▶ **Provided records**:

========

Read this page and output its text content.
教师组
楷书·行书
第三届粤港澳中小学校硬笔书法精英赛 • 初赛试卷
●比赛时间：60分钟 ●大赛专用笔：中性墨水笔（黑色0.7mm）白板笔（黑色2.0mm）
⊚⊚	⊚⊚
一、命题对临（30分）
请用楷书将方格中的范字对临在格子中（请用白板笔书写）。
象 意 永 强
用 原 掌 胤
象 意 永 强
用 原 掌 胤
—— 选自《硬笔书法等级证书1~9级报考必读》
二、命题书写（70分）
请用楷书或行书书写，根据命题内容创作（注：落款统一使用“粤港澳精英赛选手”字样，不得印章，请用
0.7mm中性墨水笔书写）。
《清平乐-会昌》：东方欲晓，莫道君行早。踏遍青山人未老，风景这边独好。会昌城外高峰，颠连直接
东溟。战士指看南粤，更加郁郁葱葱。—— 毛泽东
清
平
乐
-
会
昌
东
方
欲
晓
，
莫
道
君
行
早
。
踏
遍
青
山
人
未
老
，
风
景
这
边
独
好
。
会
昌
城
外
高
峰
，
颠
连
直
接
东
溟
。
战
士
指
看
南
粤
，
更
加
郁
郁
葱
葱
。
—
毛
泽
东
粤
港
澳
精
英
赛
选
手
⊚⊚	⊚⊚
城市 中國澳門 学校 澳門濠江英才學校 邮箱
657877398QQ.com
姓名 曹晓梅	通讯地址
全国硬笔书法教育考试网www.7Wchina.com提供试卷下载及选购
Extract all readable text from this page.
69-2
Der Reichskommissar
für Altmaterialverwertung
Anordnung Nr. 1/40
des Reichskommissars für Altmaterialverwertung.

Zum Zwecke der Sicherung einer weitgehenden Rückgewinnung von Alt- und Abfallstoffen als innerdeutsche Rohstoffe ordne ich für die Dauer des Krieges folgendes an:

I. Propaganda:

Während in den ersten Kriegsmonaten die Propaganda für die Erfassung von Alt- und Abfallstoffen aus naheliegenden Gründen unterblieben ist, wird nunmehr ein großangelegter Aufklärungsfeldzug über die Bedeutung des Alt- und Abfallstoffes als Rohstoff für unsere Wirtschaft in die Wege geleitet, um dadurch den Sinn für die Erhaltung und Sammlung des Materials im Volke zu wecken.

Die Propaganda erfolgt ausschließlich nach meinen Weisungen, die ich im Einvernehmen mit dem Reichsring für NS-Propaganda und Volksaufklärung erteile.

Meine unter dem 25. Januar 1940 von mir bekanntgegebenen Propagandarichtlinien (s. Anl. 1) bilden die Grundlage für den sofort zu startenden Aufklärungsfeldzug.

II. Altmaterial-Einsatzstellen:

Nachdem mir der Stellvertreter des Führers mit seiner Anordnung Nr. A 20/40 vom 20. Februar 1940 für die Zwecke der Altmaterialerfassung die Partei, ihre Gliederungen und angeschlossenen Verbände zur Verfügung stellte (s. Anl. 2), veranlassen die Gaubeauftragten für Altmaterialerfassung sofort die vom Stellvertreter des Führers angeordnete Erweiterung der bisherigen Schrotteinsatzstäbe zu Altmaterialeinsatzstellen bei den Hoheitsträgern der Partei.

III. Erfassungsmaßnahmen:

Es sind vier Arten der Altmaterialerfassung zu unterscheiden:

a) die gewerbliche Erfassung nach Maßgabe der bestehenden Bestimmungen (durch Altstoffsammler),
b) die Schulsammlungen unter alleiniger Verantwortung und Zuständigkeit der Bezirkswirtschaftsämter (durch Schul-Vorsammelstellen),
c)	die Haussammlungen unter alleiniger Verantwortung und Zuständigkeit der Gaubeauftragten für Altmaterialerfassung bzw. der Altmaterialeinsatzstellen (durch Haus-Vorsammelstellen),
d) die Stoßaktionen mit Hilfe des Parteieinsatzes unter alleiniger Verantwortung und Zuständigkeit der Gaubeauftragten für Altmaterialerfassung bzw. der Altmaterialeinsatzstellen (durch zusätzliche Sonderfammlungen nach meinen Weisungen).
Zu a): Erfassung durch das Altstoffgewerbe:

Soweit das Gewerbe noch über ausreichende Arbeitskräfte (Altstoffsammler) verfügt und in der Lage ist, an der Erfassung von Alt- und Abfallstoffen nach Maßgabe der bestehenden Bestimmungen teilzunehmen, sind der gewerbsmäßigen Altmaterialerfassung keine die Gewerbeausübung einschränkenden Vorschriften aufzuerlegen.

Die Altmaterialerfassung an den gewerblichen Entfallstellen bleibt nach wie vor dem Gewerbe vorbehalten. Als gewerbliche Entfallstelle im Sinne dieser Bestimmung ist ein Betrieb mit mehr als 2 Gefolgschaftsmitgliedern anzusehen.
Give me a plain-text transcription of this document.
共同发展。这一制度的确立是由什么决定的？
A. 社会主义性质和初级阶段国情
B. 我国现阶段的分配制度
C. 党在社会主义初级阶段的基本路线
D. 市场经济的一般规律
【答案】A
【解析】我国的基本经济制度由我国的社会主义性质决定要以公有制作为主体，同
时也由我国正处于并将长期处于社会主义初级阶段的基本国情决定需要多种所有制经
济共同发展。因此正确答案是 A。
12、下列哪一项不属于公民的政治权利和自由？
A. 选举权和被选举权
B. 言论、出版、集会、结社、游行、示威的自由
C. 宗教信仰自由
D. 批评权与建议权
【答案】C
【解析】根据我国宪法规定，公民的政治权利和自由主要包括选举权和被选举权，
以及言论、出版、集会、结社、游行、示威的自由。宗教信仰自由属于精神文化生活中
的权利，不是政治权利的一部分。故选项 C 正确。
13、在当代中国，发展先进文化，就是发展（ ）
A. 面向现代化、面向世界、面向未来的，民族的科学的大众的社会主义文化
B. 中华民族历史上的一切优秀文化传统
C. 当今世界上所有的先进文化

========

▶ **What is needed**:
From the listing above, copy every line that includes the word "page".

▶ **Finished exercise**:
Read this page and output its text content.
Extract all readable text from this page.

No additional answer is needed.